## Objective:
Each record is to be transcribed exactly.

## Exercise inputs:

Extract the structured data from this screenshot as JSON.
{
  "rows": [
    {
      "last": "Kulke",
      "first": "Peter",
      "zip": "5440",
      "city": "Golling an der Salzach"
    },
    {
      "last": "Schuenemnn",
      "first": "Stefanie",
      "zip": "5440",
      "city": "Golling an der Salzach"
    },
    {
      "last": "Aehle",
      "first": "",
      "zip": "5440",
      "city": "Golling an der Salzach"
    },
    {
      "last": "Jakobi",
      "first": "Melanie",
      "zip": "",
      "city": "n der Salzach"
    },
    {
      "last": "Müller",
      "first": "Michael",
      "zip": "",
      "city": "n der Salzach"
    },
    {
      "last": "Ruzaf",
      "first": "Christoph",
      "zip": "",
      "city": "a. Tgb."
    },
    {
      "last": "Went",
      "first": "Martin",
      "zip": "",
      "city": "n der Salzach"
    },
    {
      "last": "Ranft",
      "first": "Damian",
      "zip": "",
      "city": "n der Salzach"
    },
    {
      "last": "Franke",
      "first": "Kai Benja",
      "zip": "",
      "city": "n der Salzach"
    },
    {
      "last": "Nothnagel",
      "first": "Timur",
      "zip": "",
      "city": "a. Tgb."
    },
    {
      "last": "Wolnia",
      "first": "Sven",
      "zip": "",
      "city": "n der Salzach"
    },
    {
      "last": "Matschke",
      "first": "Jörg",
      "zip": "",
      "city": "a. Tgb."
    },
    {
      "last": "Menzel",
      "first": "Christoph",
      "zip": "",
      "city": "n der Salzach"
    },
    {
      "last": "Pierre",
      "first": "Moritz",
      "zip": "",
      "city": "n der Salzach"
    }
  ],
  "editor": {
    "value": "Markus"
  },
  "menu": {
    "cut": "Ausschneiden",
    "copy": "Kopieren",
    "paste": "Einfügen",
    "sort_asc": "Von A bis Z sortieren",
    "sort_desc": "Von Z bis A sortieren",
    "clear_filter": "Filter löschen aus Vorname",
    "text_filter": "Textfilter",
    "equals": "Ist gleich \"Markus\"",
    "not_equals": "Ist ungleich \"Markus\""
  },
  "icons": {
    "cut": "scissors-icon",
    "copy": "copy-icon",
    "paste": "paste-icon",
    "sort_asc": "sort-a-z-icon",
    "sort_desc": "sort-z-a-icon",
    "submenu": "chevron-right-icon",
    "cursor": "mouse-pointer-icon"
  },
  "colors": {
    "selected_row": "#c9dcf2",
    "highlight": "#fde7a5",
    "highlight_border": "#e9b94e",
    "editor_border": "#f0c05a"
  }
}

## Expected answer:
Extract the structured data from this screenshot as JSON.
{
  "rows": [
    {
      "last": "Kulke",
      "first": "Peter",
      "zip": "5440",
      "city": "Golling an der Salzach"
    },
    {
      "last": "Schuenemnn",
      "first": "Stefanie",
      "zip": "5440",
      "city": "Golling an der Salzach"
    },
    {
      "last": "Aehle",
      "first": "",
      "zip": "5440",
      "city": "Golling an der Salzach"
    },
    {
      "last": "Jakobi",
      "first": "Melanie",
      "zip": "",
      "city": "n der Salzach"
    },
    {
      "last": "Müller",
      "first": "Michael",
      "zip": "",
      "city": "n der Salzach"
    },
    {
      "last": "Ruzaf",
      "first": "Christoph",
      "zip": "",
      "city": "a. Tgb."
    },
    {
      "last": "Went",
      "first": "Martin",
      "zip": "",
      "city": "n der Salzach"
    },
    {
      "last": "Ranft",
      "first": "Damian",
      "zip": "",
      "city": "n der Salzach"
    },
    {
      "last": "Franke",
      "first": "Kai Benja",
      "zip": "",
      "city": "n der Salzach"
    },
    {
      "last": "Nothnagel",
      "first": "Timur",
      "zip": "",
      "city": "a. Tgb."
    },
    {
      "last": "Wolnia",
      "first": "Sven",
      "zip": "",
      "city": "n der Salzach"
    },
    {
      "last": "Matschke",
      "first": "Jörg",
      "zip": "",
      "city": "a. Tgb."
    },
    {
      "last": "Menzel",
      "first": "Christoph",
      "zip": "",
      "city": "n der Salzach"
    },
    {
      "last": "Pierre",
      "first": "Moritz",
      "zip": "",
      "city": "n der Salzach"
    }
  ],
  "editor": {
    "value": "Markus"
  },
  "menu": {
    "cut": "Ausschneiden",
    "copy": "Kopieren",
    "paste": "Einfügen",
    "sort_asc": "Von A bis Z sortieren",
    "sort_desc": "Von Z bis A sortieren",
    "clear_filter": "Filter löschen aus Vorname",
    "text_filter": "Textfilter",
    "equals": "Ist gleich \"Markus\"",
    "not_equals": "Ist ungleich \"Markus\""
  },
  "icons": {
    "cut": "scissors-icon",
    "copy": "copy-icon",
    "paste": "paste-icon",
    "sort_asc": "sort-a-z-icon",
    "sort_desc": "sort-z-a-icon",
    "submenu": "chevron-right-icon",
    "cursor": "mouse-pointer-icon"
  },
  "colors": {
    "selected_row": "#c9dcf2",
    "highlight": "#fde7a5",
    "highlight_border": "#e9b94e",
    "editor_border": "#f0c05a"
  }
}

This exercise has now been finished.